* [Selection]
——
Running performance benchmarks measures systems under real load, but takes a fair bit of effort. Simulations can help understand the characteristics of a system with a lot less effort (and somewhat less accuracy). For this blog post I knocked up a quick PHP script to simulate random hits to a page cache to explore the likely behavior of a cache given different loads and profiles.
If anyone has real data they can plug in, with cache hit rate metrics to go with it, I would love to hear about it to review the impact on more accurate data on the simulation.
Scope of Exploration
First, to be clear, this blog only deals with cacheable resources.
- There are images which do not change often even if the product is updated, where one product will have multiple images. If you are doing image resizing on demand, this can chew up a reasonable amount of CPU.
- There are product pages.
- There are category browse pages, search results, and more.
I am going to stick to product pages here as this is more of an exploration of cache behavior than a benchmark. Product pages need to be refreshed in the cache if any detail of the product changes.
Probability of Access of Cacheable Resource
Not all product pages are equal. You have best sellers, flash sales, featured products, and so on. The simulation used assumes different products have different probabilities of access. I used a highly scientific and deeply thought about approach – I allocated the relative likelihood of a product being accessed of 1/2, 1/3, 1/4, 1/5, and so on. So if you have 1K products the last product is around 1/1000 (or 500 times less likely to be accessed that the most popular product at 1/2). Normalizing into probabilities, the graph for a 1K product catalog is as follows.
This is a cumulative probability graph showing the top 40 products make up around half the accesses for a 1K catalog.
The graph for 10K products is a bit steeper, with the top 125 products making up around half the accesses for a 10K catalog.
The 100K catalog is steeper again (not shown here).
Obviously for the simulation to be accurate, it is important for the above curves to match reality. This is where you need to understand the access patterns of your own site. Feedback on real-world distributions welcome!
Day/Night Access Patterns
The average requests per minute is not constant during the day. For the sake of these simulations, a sine function was used where the peak is 50% higher than the average and the low point is 50% lower than the average. Most tests simulate 2 days of traffic.
The following graph shows the cache hit/miss rates for 1K products with 1K accesses per minute. The x-axis is in minutes and the y-axis is number of requests. As expected, the cache fills pretty quickly. (Notice the small orange blip at the start of the graph.)
——
* [Given information]
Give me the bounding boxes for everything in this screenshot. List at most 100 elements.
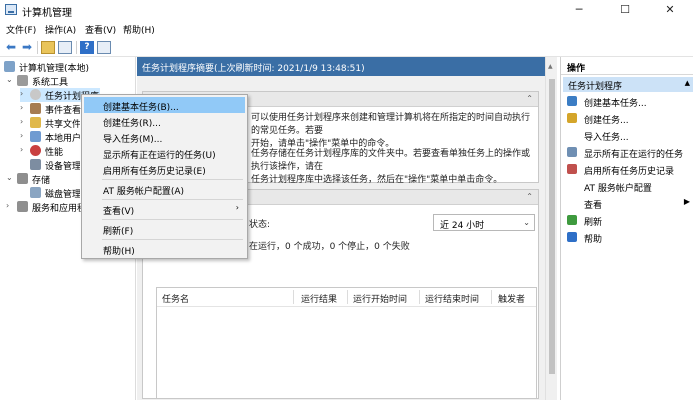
time-range-select[interactable]: 近 24 小时 ⌄ xyxy=(433,214,535,231)
action-view[interactable]: 查看 ▶ xyxy=(563,195,693,212)
collapse-up-icon[interactable]: ▲ xyxy=(685,79,690,87)
overview-line: 可以使用任务计划程序来创建和管理计算机将在所指定的时间自动执行的常见任务。若要 xyxy=(251,113,531,136)
action-label: 显示所有正在运行的任务 xyxy=(584,150,684,160)
disk-icon xyxy=(30,187,41,198)
context-item-display-running[interactable]: 显示所有正在运行的任务(U) xyxy=(84,145,245,161)
users-icon xyxy=(30,131,41,142)
list-icon xyxy=(567,147,577,157)
action-display-running[interactable]: 显示所有正在运行的任务 xyxy=(563,144,693,161)
tree-node-local-users[interactable]: › 本地用户和组 xyxy=(20,130,80,144)
action-label: 导入任务... xyxy=(584,133,629,143)
task-icon xyxy=(567,113,577,123)
action-create-task[interactable]: 创建任务... xyxy=(563,110,693,127)
actions-section-header[interactable]: 任务计划程序 ▲ xyxy=(563,77,693,92)
tree-label: 磁盘管理 xyxy=(45,190,80,200)
tree-node-root[interactable]: 计算机管理(本地) xyxy=(2,60,132,74)
minimize-button[interactable]: ─ xyxy=(556,0,602,20)
tree-node-disk-management[interactable]: 磁盘管理 xyxy=(30,186,80,200)
center-scrollbar[interactable]: ▲ xyxy=(545,57,557,400)
task-status-table: 任务名 运行结果 运行开始时间 运行结束时间 触发者 xyxy=(156,287,537,399)
collapse-up-icon[interactable]: ⌃ xyxy=(526,94,533,103)
menu-help[interactable]: 帮助(H) xyxy=(123,23,155,36)
tree-label: 设备管理器 xyxy=(45,162,80,172)
scrollbar-thumb[interactable] xyxy=(549,79,555,374)
tree-node-storage[interactable]: ⌄ 存储 xyxy=(6,172,66,186)
action-label: 刷新 xyxy=(584,218,603,228)
action-at-service[interactable]: AT 服务帐户配置 xyxy=(563,178,693,195)
submenu-arrow-icon: › xyxy=(235,203,239,212)
submenu-arrow-icon: ▶ xyxy=(683,197,690,206)
action-import-task[interactable]: 导入任务... xyxy=(563,127,693,144)
tree-node-services-apps[interactable]: › 服务和应用程序 xyxy=(6,200,81,214)
close-button[interactable]: ✕ xyxy=(647,0,693,20)
context-item-at-service[interactable]: AT 服务帐户配置(A) xyxy=(84,181,245,197)
action-create-basic-task[interactable]: 创建基本任务... xyxy=(563,93,693,110)
services-icon xyxy=(17,201,28,212)
shared-folder-icon xyxy=(30,117,41,128)
expand-chevron-icon[interactable]: › xyxy=(20,103,28,112)
computer-icon xyxy=(4,61,15,72)
context-item-view[interactable]: 查看(V) › xyxy=(84,201,245,217)
column-divider[interactable] xyxy=(293,290,294,304)
context-item-import-task[interactable]: 导入任务(M)... xyxy=(84,129,245,145)
collapse-chevron-icon[interactable]: ⌄ xyxy=(6,173,14,182)
back-arrow-icon[interactable]: ⬅ xyxy=(4,41,18,54)
column-header-run-result[interactable]: 运行结果 xyxy=(301,292,337,305)
storage-icon xyxy=(17,173,28,184)
context-item-create-basic-task[interactable]: 创建基本任务(B)... xyxy=(84,97,245,113)
chevron-down-icon: ⌄ xyxy=(523,218,530,227)
column-header-run-end[interactable]: 运行结束时间 xyxy=(425,292,479,305)
context-item-label: AT 服务帐户配置(A) xyxy=(103,187,184,197)
context-item-help[interactable]: 帮助(H) xyxy=(84,241,245,257)
show-hide-tree-icon[interactable] xyxy=(58,41,72,54)
action-enable-history[interactable]: 启用所有任务历史记录 xyxy=(563,161,693,178)
tree-node-device-manager[interactable]: 设备管理器 xyxy=(20,158,80,172)
scroll-up-arrow-icon[interactable]: ▲ xyxy=(548,63,553,70)
toolbar: ⬅ ➡ ? xyxy=(0,38,693,57)
context-item-label: 查看(V) xyxy=(103,207,135,217)
expand-chevron-icon[interactable]: › xyxy=(20,145,28,154)
tree-node-performance[interactable]: › 性能 xyxy=(20,144,80,158)
action-label: 启用所有任务历史记录 xyxy=(584,167,675,177)
toolbar-divider xyxy=(37,41,38,54)
action-help[interactable]: 帮助 xyxy=(563,229,693,246)
tree-node-shared-folders[interactable]: › 共享文件夹 xyxy=(20,116,80,130)
expand-chevron-icon[interactable]: › xyxy=(20,117,28,126)
column-divider[interactable] xyxy=(347,290,348,304)
context-item-refresh[interactable]: 刷新(F) xyxy=(84,221,245,237)
help-icon[interactable]: ? xyxy=(80,41,94,54)
tree-node-system-tools[interactable]: ⌄ 系统工具 xyxy=(6,74,132,88)
menu-separator xyxy=(102,219,243,220)
menu-file[interactable]: 文件(F) xyxy=(6,23,36,36)
column-header-task-name[interactable]: 任务名 xyxy=(162,292,189,305)
column-header-run-start[interactable]: 运行开始时间 xyxy=(353,292,407,305)
action-label: 创建任务... xyxy=(584,116,629,126)
show-hide-action-pane-icon[interactable] xyxy=(97,41,111,54)
menu-separator xyxy=(102,199,243,200)
action-refresh[interactable]: 刷新 xyxy=(563,212,693,229)
context-item-create-task[interactable]: 创建任务(R)... xyxy=(84,113,245,129)
column-header-trigger[interactable]: 触发者 xyxy=(498,292,525,305)
collapse-up-icon[interactable]: ⌃ xyxy=(526,192,533,201)
summary-header: 任务计划程序摘要(上次刷新时间: 2021/1/9 13:48:51) xyxy=(137,57,545,76)
tree-node-event-viewer[interactable]: › 事件查看器 xyxy=(20,102,90,116)
collapse-chevron-icon[interactable]: ⌄ xyxy=(6,75,14,84)
status-label: 状态: xyxy=(249,220,271,230)
header-divider xyxy=(157,306,536,307)
column-divider[interactable] xyxy=(419,290,420,304)
expand-chevron-icon[interactable]: › xyxy=(20,131,28,140)
menu-view[interactable]: 查看(V) xyxy=(85,23,116,36)
maximize-button[interactable]: ☐ xyxy=(602,0,648,20)
menu-bar: 文件(F) 操作(A) 查看(V) 帮助(H) xyxy=(0,20,693,38)
context-item-label: 显示所有正在运行的任务(U) xyxy=(103,151,216,161)
column-divider[interactable] xyxy=(491,290,492,304)
expand-chevron-icon[interactable]: › xyxy=(6,201,14,210)
context-item-enable-history[interactable]: 启用所有任务历史记录(E) xyxy=(84,161,245,177)
actions-title: 操作 xyxy=(561,57,693,75)
forward-arrow-icon[interactable]: ➡ xyxy=(20,41,34,54)
menu-separator xyxy=(102,239,243,240)
menu-action[interactable]: 操作(A) xyxy=(45,23,76,36)
overview-text-1: 可以使用任务计划程序来创建和管理计算机将在所指定的时间自动执行的常见任务。若要 … xyxy=(251,112,536,151)
expand-chevron-icon[interactable]: › xyxy=(20,89,28,98)
folder-up-icon[interactable] xyxy=(41,41,55,54)
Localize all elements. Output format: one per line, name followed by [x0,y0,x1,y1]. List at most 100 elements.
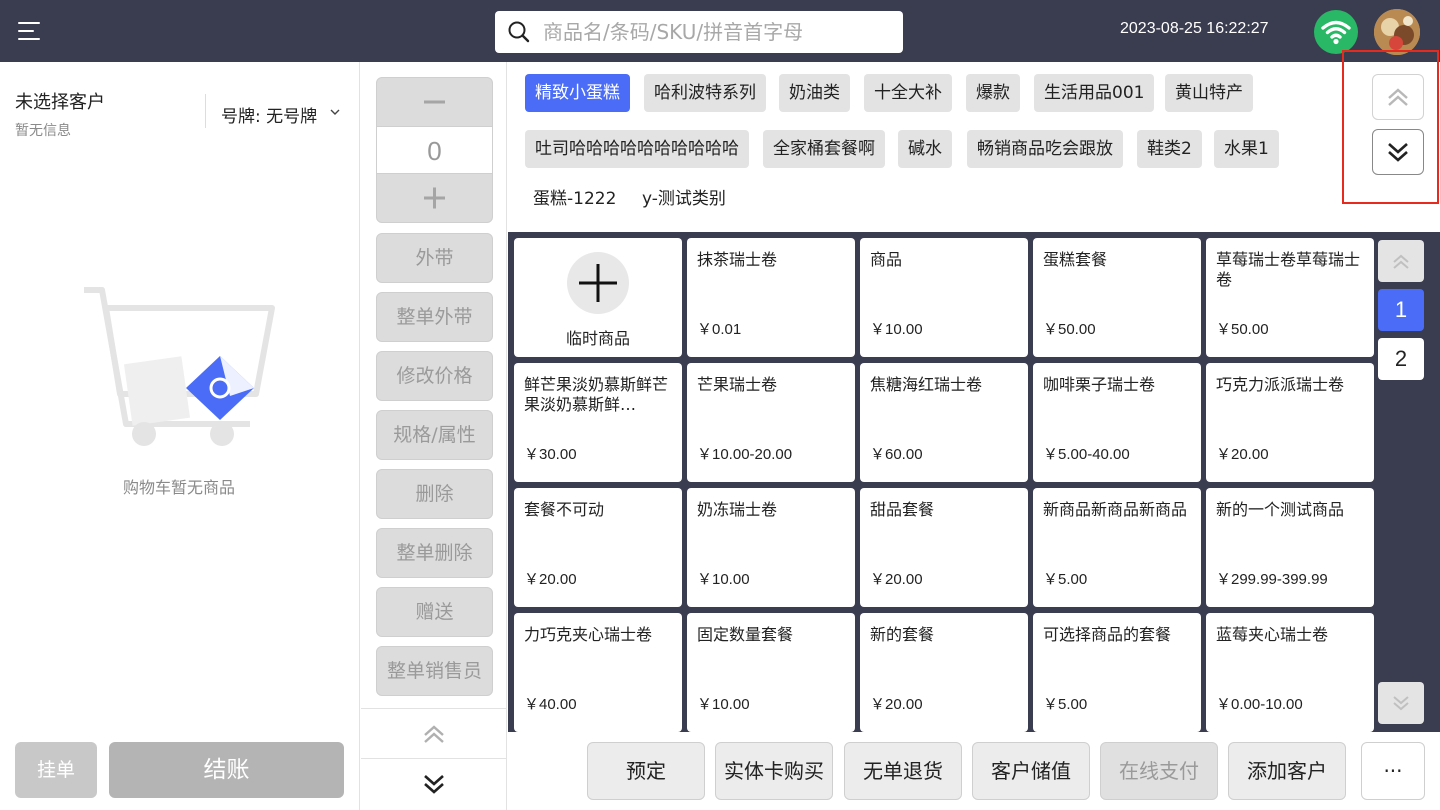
category-chip[interactable]: 水果1 [1214,130,1279,168]
product-card[interactable]: 商品 ￥10.00 [860,238,1028,357]
customer-name[interactable]: 未选择客户 [15,88,105,114]
category-chip[interactable]: 鞋类2 [1137,130,1202,168]
product-name: 力巧克夹心瑞士卷 [524,625,653,644]
gift-button[interactable]: 赠送 [376,587,493,637]
category-chip[interactable]: y-测试类别 [632,180,736,218]
hold-order-button[interactable]: 挂单 [15,742,97,798]
spec-attribute-button[interactable]: 规格/属性 [376,410,493,460]
increment-button[interactable] [377,174,492,222]
order-salesperson-button[interactable]: 整单销售员 [376,646,493,696]
product-name: 咖啡栗子瑞士卷 [1043,375,1156,394]
chevron-down-icon[interactable] [330,108,340,116]
search-box[interactable] [495,11,903,53]
category-chip[interactable]: 黄山特产 [1165,74,1253,112]
reserve-button[interactable]: 预定 [587,742,705,800]
delete-button[interactable]: 删除 [376,469,493,519]
order-takeaway-button[interactable]: 整单外带 [376,292,493,342]
product-card[interactable]: 可选择商品的套餐 ￥5.00 [1033,613,1201,732]
plus-icon [567,252,629,314]
product-name: 固定数量套餐 [697,625,794,644]
product-name: 蓝莓夹心瑞士卷 [1216,625,1329,644]
product-card[interactable]: 草莓瑞士卷草莓瑞士卷 ￥50.00 [1206,238,1374,357]
category-chip[interactable]: 畅销商品吃会跟放 [967,130,1123,168]
plate-selector[interactable]: 号牌: 无号牌 [221,102,317,127]
category-chip[interactable]: 碱水 [898,130,952,168]
product-card[interactable]: 甜品套餐 ￥20.00 [860,488,1028,607]
minus-icon [424,100,445,104]
product-card[interactable]: 蓝莓夹心瑞士卷 ￥0.00-10.00 [1206,613,1374,732]
page-button-1[interactable]: 1 [1378,289,1424,331]
category-chip[interactable]: 全家桶套餐啊 [763,130,885,168]
product-price: ￥5.00-40.00 [1043,446,1130,463]
product-price: ￥20.00 [870,696,923,713]
product-card[interactable]: 巧克力派派瑞士卷 ￥20.00 [1206,363,1374,482]
takeaway-button[interactable]: 外带 [376,233,493,283]
category-chip[interactable]: 蛋糕-1222 [523,180,626,218]
product-name: 商品 [870,250,903,269]
product-price: ￥20.00 [1216,446,1269,463]
decrement-button[interactable] [377,78,492,126]
online-payment-button[interactable]: 在线支付 [1100,742,1218,800]
double-chevron-up-icon [424,725,444,743]
product-price: ￥10.00 [697,571,750,588]
search-input[interactable] [543,17,893,47]
product-card[interactable]: 奶冻瑞士卷 ￥10.00 [687,488,855,607]
category-chip[interactable]: 精致小蛋糕 [525,74,630,112]
ops-scroll-up-button[interactable] [361,708,507,758]
product-card[interactable]: 新的一个测试商品 ￥299.99-399.99 [1206,488,1374,607]
product-name: 甜品套餐 [870,500,935,519]
quantity-stepper: 0 [376,77,493,223]
quantity-value[interactable]: 0 [377,126,492,174]
product-card[interactable]: 蛋糕套餐 ￥50.00 [1033,238,1201,357]
product-card[interactable]: 焦糖海红瑞士卷 ￥60.00 [860,363,1028,482]
product-name: 新的一个测试商品 [1216,500,1345,519]
category-chip[interactable]: 生活用品001 [1034,74,1155,112]
product-name: 焦糖海红瑞士卷 [870,375,983,394]
product-card[interactable]: 力巧克夹心瑞士卷 ￥40.00 [514,613,682,732]
avatar[interactable] [1374,9,1420,55]
checkout-button[interactable]: 结账 [109,742,344,798]
return-without-order-button[interactable]: 无单退货 [844,742,962,800]
category-chip[interactable]: 十全大补 [864,74,952,112]
temp-product-card[interactable]: 临时商品 [514,238,682,357]
product-price: ￥50.00 [1216,321,1269,338]
product-price: ￥0.00-10.00 [1216,696,1303,713]
modify-price-button[interactable]: 修改价格 [376,351,493,401]
wifi-button[interactable] [1314,10,1358,54]
category-bar: 精致小蛋糕 哈利波特系列 奶油类 十全大补 爆款 生活用品001 黄山特产 吐司… [508,50,1440,232]
category-chip[interactable]: 爆款 [966,74,1020,112]
ops-scroll-down-button[interactable] [361,758,507,810]
product-card[interactable]: 固定数量套餐 ￥10.00 [687,613,855,732]
more-button[interactable]: ··· [1361,742,1425,800]
double-chevron-down-icon [424,775,444,794]
product-name: 巧克力派派瑞士卷 [1216,375,1345,394]
page-up-button[interactable] [1378,240,1424,282]
add-customer-button[interactable]: 添加客户 [1228,742,1346,800]
product-price: ￥60.00 [870,446,923,463]
delete-order-button[interactable]: 整单删除 [376,528,493,578]
product-price: ￥10.00 [870,321,923,338]
product-name: 芒果瑞士卷 [697,375,778,394]
product-card[interactable]: 芒果瑞士卷 ￥10.00-20.00 [687,363,855,482]
product-card[interactable]: 咖啡栗子瑞士卷 ￥5.00-40.00 [1033,363,1201,482]
category-chip[interactable]: 哈利波特系列 [644,74,766,112]
product-card[interactable]: 抹茶瑞士卷 ￥0.01 [687,238,855,357]
menu-icon[interactable] [18,22,40,40]
product-price: ￥20.00 [524,571,577,588]
plus-icon [424,187,445,209]
product-card[interactable]: 套餐不可动 ￥20.00 [514,488,682,607]
category-chip[interactable]: 吐司哈哈哈哈哈哈哈哈哈哈 [525,130,749,168]
category-chip[interactable]: 奶油类 [779,74,850,112]
product-grid: 临时商品 抹茶瑞士卷 ￥0.01 商品 ￥10.00 蛋糕套餐 ￥50.00 草… [508,232,1440,732]
product-card[interactable]: 新商品新商品新商品 ￥5.00 [1033,488,1201,607]
product-card[interactable]: 新的套餐 ￥20.00 [860,613,1028,732]
product-card[interactable]: 鲜芒果淡奶慕斯鲜芒果淡奶慕斯鲜… ￥30.00 [514,363,682,482]
double-chevron-down-icon [1393,696,1409,711]
card-purchase-button[interactable]: 实体卡购买 [715,742,833,800]
page-down-button[interactable] [1378,682,1424,724]
product-price: ￥10.00 [697,696,750,713]
customer-recharge-button[interactable]: 客户储值 [972,742,1090,800]
avatar-image [1374,9,1420,55]
datetime: 2023-08-25 16:22:27 [1120,20,1269,37]
page-button-2[interactable]: 2 [1378,338,1424,380]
——
* [Written exercise] According to the post on simulating page cache behavior, how many top products account for roughly half the accesses in a 10K-product catalog?

* [Full answer] The top 125 products.